[Data excerpts]
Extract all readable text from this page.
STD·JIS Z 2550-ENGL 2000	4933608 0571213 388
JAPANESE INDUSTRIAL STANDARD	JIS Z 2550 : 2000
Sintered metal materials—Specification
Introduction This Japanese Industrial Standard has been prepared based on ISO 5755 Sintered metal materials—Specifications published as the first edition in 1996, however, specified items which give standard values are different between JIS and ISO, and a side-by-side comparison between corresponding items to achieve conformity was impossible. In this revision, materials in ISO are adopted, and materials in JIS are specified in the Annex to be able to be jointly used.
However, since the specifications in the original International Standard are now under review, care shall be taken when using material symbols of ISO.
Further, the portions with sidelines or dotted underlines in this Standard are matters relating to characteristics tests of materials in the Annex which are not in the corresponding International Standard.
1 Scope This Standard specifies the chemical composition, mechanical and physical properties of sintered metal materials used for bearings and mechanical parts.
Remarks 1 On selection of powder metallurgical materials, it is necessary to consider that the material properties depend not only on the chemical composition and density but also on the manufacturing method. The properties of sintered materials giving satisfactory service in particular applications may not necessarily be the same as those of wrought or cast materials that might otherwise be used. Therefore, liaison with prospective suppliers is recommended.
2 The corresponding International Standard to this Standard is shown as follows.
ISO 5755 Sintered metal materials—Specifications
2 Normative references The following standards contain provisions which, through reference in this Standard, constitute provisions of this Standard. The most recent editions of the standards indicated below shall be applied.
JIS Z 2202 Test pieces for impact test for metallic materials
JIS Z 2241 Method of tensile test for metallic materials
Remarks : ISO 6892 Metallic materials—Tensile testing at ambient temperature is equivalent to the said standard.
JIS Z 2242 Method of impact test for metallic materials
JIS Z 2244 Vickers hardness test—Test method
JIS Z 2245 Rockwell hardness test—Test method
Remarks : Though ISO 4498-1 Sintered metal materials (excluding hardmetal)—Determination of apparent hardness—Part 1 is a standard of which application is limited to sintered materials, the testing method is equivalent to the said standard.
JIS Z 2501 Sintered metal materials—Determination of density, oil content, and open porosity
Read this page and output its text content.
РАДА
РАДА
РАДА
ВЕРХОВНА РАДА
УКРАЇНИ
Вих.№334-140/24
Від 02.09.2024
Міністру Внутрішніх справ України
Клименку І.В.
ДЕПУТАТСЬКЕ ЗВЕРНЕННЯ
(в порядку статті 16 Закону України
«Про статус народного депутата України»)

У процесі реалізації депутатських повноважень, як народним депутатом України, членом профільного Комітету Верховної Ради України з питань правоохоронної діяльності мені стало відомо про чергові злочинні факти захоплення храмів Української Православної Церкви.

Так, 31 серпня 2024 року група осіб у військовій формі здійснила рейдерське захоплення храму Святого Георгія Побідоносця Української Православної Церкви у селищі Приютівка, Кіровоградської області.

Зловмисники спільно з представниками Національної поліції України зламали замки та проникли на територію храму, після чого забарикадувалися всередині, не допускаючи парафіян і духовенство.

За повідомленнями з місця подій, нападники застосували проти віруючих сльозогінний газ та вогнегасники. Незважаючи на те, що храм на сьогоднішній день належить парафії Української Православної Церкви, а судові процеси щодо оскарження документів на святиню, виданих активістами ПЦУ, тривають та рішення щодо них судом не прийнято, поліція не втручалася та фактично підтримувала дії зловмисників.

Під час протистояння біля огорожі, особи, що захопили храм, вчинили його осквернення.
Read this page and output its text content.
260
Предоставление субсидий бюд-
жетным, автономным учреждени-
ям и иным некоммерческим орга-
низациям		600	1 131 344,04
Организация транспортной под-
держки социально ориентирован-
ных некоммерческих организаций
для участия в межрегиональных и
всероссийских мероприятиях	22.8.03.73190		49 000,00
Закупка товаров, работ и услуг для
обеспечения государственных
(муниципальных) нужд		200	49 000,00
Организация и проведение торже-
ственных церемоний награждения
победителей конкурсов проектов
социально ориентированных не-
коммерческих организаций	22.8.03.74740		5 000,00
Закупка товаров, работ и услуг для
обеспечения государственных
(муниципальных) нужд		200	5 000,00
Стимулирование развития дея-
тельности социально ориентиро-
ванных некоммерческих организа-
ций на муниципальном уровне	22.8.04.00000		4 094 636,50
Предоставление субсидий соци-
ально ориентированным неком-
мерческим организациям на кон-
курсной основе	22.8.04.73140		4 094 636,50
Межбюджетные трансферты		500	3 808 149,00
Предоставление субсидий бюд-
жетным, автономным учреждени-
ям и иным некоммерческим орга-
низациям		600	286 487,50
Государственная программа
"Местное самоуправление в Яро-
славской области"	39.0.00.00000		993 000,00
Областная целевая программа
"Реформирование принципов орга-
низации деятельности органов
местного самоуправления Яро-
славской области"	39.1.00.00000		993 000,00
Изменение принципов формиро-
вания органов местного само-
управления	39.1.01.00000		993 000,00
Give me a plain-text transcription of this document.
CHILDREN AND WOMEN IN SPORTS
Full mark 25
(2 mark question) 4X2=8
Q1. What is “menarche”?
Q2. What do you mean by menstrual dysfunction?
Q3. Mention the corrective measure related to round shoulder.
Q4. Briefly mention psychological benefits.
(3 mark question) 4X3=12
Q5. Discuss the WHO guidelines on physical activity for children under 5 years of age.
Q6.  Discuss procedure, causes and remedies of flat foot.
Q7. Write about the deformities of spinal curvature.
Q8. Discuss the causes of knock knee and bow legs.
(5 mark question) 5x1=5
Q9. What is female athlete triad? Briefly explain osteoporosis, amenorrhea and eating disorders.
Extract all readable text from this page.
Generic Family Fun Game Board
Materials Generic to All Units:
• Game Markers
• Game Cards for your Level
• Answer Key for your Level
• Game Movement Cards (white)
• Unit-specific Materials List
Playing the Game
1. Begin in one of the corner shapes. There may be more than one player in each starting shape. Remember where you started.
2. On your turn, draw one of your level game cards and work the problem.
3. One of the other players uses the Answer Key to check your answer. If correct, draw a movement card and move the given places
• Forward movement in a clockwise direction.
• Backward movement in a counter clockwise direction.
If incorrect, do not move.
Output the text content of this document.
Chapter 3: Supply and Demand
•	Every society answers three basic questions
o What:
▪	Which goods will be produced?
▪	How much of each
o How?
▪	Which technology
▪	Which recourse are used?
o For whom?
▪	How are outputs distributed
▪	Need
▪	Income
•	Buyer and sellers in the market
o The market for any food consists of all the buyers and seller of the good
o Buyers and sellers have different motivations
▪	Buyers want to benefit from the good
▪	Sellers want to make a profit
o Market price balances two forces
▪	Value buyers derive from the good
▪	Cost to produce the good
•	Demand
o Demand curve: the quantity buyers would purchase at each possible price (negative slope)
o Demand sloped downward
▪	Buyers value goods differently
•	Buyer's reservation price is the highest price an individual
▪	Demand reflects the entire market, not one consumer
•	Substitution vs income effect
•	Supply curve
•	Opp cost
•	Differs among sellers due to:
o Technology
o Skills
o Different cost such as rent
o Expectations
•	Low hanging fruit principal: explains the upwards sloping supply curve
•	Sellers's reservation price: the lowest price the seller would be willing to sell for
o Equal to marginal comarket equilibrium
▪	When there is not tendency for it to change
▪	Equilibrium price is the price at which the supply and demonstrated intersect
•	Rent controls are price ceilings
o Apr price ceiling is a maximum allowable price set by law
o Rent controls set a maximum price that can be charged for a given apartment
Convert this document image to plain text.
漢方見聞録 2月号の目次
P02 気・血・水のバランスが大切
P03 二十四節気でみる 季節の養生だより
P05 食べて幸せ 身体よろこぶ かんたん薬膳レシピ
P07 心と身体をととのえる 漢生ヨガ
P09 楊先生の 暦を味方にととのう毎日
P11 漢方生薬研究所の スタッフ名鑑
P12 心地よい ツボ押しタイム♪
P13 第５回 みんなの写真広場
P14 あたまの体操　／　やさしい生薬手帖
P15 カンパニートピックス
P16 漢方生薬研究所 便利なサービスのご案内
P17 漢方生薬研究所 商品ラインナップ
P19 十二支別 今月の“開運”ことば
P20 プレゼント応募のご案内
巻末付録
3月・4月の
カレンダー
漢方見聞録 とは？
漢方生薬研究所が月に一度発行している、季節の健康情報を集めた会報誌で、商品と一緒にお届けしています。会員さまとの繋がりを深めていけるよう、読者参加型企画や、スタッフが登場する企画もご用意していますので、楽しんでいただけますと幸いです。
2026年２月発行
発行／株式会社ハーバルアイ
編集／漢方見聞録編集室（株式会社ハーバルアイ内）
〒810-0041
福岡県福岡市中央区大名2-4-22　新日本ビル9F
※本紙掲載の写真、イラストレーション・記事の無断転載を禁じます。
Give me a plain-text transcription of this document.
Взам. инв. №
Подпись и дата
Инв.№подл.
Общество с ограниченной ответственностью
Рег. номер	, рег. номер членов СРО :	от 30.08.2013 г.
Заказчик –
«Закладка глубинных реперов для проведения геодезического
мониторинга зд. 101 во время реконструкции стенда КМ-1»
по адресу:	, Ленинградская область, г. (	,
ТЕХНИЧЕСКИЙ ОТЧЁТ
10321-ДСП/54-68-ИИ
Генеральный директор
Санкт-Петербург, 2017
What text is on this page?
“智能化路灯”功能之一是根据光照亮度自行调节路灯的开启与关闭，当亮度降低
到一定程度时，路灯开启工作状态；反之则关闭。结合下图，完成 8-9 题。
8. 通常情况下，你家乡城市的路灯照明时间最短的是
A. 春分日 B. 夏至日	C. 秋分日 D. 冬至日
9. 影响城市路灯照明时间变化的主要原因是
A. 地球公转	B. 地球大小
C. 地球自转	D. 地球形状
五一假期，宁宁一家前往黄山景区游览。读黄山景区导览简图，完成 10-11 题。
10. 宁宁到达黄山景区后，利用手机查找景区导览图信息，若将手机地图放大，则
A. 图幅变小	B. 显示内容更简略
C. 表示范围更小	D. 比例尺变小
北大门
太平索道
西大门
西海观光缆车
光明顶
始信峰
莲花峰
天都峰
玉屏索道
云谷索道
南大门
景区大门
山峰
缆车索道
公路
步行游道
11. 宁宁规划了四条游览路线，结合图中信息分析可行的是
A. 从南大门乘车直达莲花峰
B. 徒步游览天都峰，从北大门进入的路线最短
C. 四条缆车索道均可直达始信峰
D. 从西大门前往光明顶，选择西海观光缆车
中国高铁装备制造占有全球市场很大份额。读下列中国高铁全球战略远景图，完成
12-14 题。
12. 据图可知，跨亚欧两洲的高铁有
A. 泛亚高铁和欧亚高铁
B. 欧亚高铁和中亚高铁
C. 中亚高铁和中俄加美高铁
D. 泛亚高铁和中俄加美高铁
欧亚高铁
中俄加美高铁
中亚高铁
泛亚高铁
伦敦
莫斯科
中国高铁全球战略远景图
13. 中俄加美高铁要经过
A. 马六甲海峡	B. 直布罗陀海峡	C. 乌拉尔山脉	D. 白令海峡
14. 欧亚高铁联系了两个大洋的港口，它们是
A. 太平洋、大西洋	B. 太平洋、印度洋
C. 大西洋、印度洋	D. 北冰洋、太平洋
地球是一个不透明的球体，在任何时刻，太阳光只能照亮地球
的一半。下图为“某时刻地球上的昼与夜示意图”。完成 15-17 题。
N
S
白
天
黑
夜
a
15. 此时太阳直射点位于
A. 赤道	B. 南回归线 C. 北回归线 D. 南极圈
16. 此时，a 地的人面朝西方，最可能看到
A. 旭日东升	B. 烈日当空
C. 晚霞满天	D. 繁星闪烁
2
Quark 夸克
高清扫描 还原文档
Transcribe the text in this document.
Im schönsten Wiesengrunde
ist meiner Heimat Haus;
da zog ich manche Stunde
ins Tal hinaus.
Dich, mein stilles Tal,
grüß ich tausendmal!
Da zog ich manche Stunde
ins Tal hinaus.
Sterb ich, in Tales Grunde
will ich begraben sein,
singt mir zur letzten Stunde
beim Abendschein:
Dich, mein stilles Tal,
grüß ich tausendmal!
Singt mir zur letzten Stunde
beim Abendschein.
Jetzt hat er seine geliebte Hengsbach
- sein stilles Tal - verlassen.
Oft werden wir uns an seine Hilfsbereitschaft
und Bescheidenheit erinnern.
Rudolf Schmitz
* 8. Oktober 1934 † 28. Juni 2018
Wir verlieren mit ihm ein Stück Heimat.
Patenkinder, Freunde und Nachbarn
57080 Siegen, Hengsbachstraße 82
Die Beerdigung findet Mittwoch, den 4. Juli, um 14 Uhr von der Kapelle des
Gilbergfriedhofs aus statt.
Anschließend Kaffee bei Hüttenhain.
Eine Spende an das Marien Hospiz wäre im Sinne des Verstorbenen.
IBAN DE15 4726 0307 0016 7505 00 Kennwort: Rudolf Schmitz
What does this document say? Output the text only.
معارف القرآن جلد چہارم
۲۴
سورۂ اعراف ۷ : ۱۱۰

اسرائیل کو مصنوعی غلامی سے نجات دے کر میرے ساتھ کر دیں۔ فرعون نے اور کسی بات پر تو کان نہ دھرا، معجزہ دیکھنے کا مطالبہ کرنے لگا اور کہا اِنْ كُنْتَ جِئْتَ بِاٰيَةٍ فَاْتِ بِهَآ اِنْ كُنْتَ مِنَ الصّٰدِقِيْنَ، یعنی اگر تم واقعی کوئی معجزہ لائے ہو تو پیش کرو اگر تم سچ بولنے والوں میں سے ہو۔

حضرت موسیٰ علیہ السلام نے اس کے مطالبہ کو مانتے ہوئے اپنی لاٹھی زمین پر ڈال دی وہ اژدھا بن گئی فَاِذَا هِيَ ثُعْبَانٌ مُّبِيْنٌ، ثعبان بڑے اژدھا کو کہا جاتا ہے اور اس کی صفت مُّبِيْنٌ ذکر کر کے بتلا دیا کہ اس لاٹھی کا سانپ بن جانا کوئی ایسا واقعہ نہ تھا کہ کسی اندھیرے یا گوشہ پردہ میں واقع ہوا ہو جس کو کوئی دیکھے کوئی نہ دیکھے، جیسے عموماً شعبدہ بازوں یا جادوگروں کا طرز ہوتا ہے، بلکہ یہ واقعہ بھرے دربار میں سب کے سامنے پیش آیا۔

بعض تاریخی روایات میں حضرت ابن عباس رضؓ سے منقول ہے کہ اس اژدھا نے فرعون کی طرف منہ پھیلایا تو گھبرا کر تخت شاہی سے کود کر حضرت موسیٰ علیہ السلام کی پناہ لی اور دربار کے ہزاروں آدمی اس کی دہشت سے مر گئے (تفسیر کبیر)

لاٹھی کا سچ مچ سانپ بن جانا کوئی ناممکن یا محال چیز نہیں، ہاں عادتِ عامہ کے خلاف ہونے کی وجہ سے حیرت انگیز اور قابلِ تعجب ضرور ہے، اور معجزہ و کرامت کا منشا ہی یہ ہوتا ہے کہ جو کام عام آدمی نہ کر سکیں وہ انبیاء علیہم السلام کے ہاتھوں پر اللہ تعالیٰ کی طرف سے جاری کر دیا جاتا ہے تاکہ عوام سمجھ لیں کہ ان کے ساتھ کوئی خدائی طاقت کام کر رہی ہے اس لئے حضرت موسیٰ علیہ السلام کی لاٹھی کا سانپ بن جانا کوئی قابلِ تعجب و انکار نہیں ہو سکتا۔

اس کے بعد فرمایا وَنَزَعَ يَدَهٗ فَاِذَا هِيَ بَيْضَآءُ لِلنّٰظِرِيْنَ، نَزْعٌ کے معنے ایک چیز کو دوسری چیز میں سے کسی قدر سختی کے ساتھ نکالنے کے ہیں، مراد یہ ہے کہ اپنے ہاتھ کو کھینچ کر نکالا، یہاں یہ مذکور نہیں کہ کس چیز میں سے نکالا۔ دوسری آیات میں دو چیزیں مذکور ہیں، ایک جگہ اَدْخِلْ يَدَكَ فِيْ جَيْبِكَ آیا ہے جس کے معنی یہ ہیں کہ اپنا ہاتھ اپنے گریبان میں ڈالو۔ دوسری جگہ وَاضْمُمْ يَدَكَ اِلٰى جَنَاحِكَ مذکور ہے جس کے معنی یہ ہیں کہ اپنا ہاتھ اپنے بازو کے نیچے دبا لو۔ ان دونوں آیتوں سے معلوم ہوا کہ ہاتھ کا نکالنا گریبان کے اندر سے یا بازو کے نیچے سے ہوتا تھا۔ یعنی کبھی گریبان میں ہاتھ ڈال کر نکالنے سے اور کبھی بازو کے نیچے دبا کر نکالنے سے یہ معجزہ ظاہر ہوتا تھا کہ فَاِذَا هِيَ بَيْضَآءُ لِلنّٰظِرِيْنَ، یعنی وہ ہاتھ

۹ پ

:: Task to complete ::
Across the records, how many lines contain "некоммерческих"? Only the number should be given.

:: Task solution ::
2